(Exercise materials)
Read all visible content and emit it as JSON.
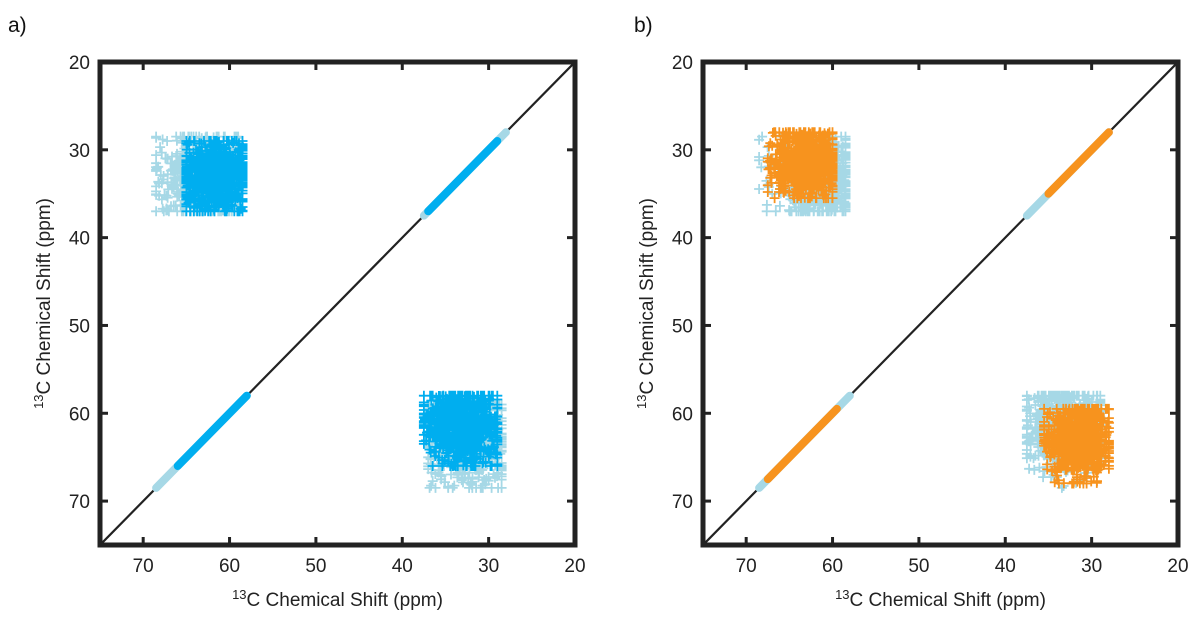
{
  "colors": {
    "frame": "#222222",
    "diagonal": "#222222",
    "light_blue": "#a6d8e6",
    "blue": "#00aeef",
    "orange": "#f7931e"
  },
  "chart_data": [
    {
      "panel_label": "a)",
      "type": "scatter",
      "xlabel": "C Chemical Shift (ppm)",
      "ylabel": "C Chemical Shift (ppm)",
      "label_superscript": "13",
      "xlim": [
        75,
        20
      ],
      "ylim": [
        20,
        75
      ],
      "x_reversed": true,
      "y_reversed": true,
      "xticks": [
        70,
        60,
        50,
        40,
        30,
        20
      ],
      "yticks": [
        20,
        30,
        40,
        50,
        60,
        70
      ],
      "diagonal": true,
      "series": [
        {
          "color_key": "light_blue",
          "marker": "+",
          "clusters": [
            {
              "center": [
                62.5,
                33.0
              ],
              "spread": [
                3.2,
                2.6
              ],
              "range_x": [
                59,
                68.5
              ],
              "range_y": [
                28.5,
                37
              ]
            },
            {
              "center": [
                32.5,
                62.5
              ],
              "spread": [
                2.6,
                3.2
              ],
              "range_x": [
                28.5,
                37
              ],
              "range_y": [
                59,
                68.5
              ]
            }
          ],
          "diagonal_segments": [
            [
              28,
              37.5
            ],
            [
              58,
              68.5
            ]
          ]
        },
        {
          "color_key": "blue",
          "marker": "+",
          "clusters": [
            {
              "center": [
                61.5,
                33.0
              ],
              "spread": [
                2.3,
                2.2
              ],
              "range_x": [
                58.5,
                65
              ],
              "range_y": [
                29,
                37
              ]
            },
            {
              "center": [
                33.0,
                61.5
              ],
              "spread": [
                2.2,
                2.3
              ],
              "range_x": [
                29,
                37.5
              ],
              "range_y": [
                58,
                66
              ]
            }
          ],
          "diagonal_segments": [
            [
              29,
              37
            ],
            [
              58,
              66
            ]
          ]
        }
      ]
    },
    {
      "panel_label": "b)",
      "type": "scatter",
      "xlabel": "C Chemical Shift (ppm)",
      "ylabel": "C Chemical Shift (ppm)",
      "label_superscript": "13",
      "xlim": [
        75,
        20
      ],
      "ylim": [
        20,
        75
      ],
      "x_reversed": true,
      "y_reversed": true,
      "xticks": [
        70,
        60,
        50,
        40,
        30,
        20
      ],
      "yticks": [
        20,
        30,
        40,
        50,
        60,
        70
      ],
      "diagonal": true,
      "series": [
        {
          "color_key": "light_blue",
          "marker": "+",
          "clusters": [
            {
              "center": [
                61.5,
                33.0
              ],
              "spread": [
                2.6,
                2.4
              ],
              "range_x": [
                58.5,
                68.5
              ],
              "range_y": [
                28.5,
                37
              ]
            },
            {
              "center": [
                33.0,
                61.5
              ],
              "spread": [
                2.4,
                2.6
              ],
              "range_x": [
                29,
                37.5
              ],
              "range_y": [
                58,
                68.5
              ]
            }
          ],
          "diagonal_segments": [
            [
              28,
              37.5
            ],
            [
              58,
              68.5
            ]
          ]
        },
        {
          "color_key": "orange",
          "marker": "+",
          "clusters": [
            {
              "center": [
                63.0,
                31.5
              ],
              "spread": [
                2.0,
                1.9
              ],
              "range_x": [
                60,
                67.5
              ],
              "range_y": [
                28,
                35.5
              ]
            },
            {
              "center": [
                31.5,
                63.0
              ],
              "spread": [
                1.9,
                2.0
              ],
              "range_x": [
                28,
                35.5
              ],
              "range_y": [
                59.5,
                68
              ]
            }
          ],
          "diagonal_segments": [
            [
              28,
              35
            ],
            [
              59.5,
              67.5
            ]
          ]
        }
      ]
    }
  ]
}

(Exercise prompt) Each entry should be repeated exactly as it appears; the pictures stay out.

(Solved exercise)
Read all visible content and emit it as JSON.
{
  "colors": {
    "frame": "#222222",
    "diagonal": "#222222",
    "light_blue": "#a6d8e6",
    "blue": "#00aeef",
    "orange": "#f7931e"
  },
  "chart_data": [
    {
      "panel_label": "a)",
      "type": "scatter",
      "xlabel": "C Chemical Shift (ppm)",
      "ylabel": "C Chemical Shift (ppm)",
      "label_superscript": "13",
      "xlim": [
        75,
        20
      ],
      "ylim": [
        20,
        75
      ],
      "x_reversed": true,
      "y_reversed": true,
      "xticks": [
        70,
        60,
        50,
        40,
        30,
        20
      ],
      "yticks": [
        20,
        30,
        40,
        50,
        60,
        70
      ],
      "diagonal": true,
      "series": [
        {
          "color_key": "light_blue",
          "marker": "+",
          "clusters": [
            {
              "center": [
                62.5,
                33.0
              ],
              "spread": [
                3.2,
                2.6
              ],
              "range_x": [
                59,
                68.5
              ],
              "range_y": [
                28.5,
                37
              ]
            },
            {
              "center": [
                32.5,
                62.5
              ],
              "spread": [
                2.6,
                3.2
              ],
              "range_x": [
                28.5,
                37
              ],
              "range_y": [
                59,
                68.5
              ]
            }
          ],
          "diagonal_segments": [
            [
              28,
              37.5
            ],
            [
              58,
              68.5
            ]
          ]
        },
        {
          "color_key": "blue",
          "marker": "+",
          "clusters": [
            {
              "center": [
                61.5,
                33.0
              ],
              "spread": [
                2.3,
                2.2
              ],
              "range_x": [
                58.5,
                65
              ],
              "range_y": [
                29,
                37
              ]
            },
            {
              "center": [
                33.0,
                61.5
              ],
              "spread": [
                2.2,
                2.3
              ],
              "range_x": [
                29,
                37.5
              ],
              "range_y": [
                58,
                66
              ]
            }
          ],
          "diagonal_segments": [
            [
              29,
              37
            ],
            [
              58,
              66
            ]
          ]
        }
      ]
    },
    {
      "panel_label": "b)",
      "type": "scatter",
      "xlabel": "C Chemical Shift (ppm)",
      "ylabel": "C Chemical Shift (ppm)",
      "label_superscript": "13",
      "xlim": [
        75,
        20
      ],
      "ylim": [
        20,
        75
      ],
      "x_reversed": true,
      "y_reversed": true,
      "xticks": [
        70,
        60,
        50,
        40,
        30,
        20
      ],
      "yticks": [
        20,
        30,
        40,
        50,
        60,
        70
      ],
      "diagonal": true,
      "series": [
        {
          "color_key": "light_blue",
          "marker": "+",
          "clusters": [
            {
              "center": [
                61.5,
                33.0
              ],
              "spread": [
                2.6,
                2.4
              ],
              "range_x": [
                58.5,
                68.5
              ],
              "range_y": [
                28.5,
                37
              ]
            },
            {
              "center": [
                33.0,
                61.5
              ],
              "spread": [
                2.4,
                2.6
              ],
              "range_x": [
                29,
                37.5
              ],
              "range_y": [
                58,
                68.5
              ]
            }
          ],
          "diagonal_segments": [
            [
              28,
              37.5
            ],
            [
              58,
              68.5
            ]
          ]
        },
        {
          "color_key": "orange",
          "marker": "+",
          "clusters": [
            {
              "center": [
                63.0,
                31.5
              ],
              "spread": [
                2.0,
                1.9
              ],
              "range_x": [
                60,
                67.5
              ],
              "range_y": [
                28,
                35.5
              ]
            },
            {
              "center": [
                31.5,
                63.0
              ],
              "spread": [
                1.9,
                2.0
              ],
              "range_x": [
                28,
                35.5
              ],
              "range_y": [
                59.5,
                68
              ]
            }
          ],
          "diagonal_segments": [
            [
              28,
              35
            ],
            [
              59.5,
              67.5
            ]
          ]
        }
      ]
    }
  ]
}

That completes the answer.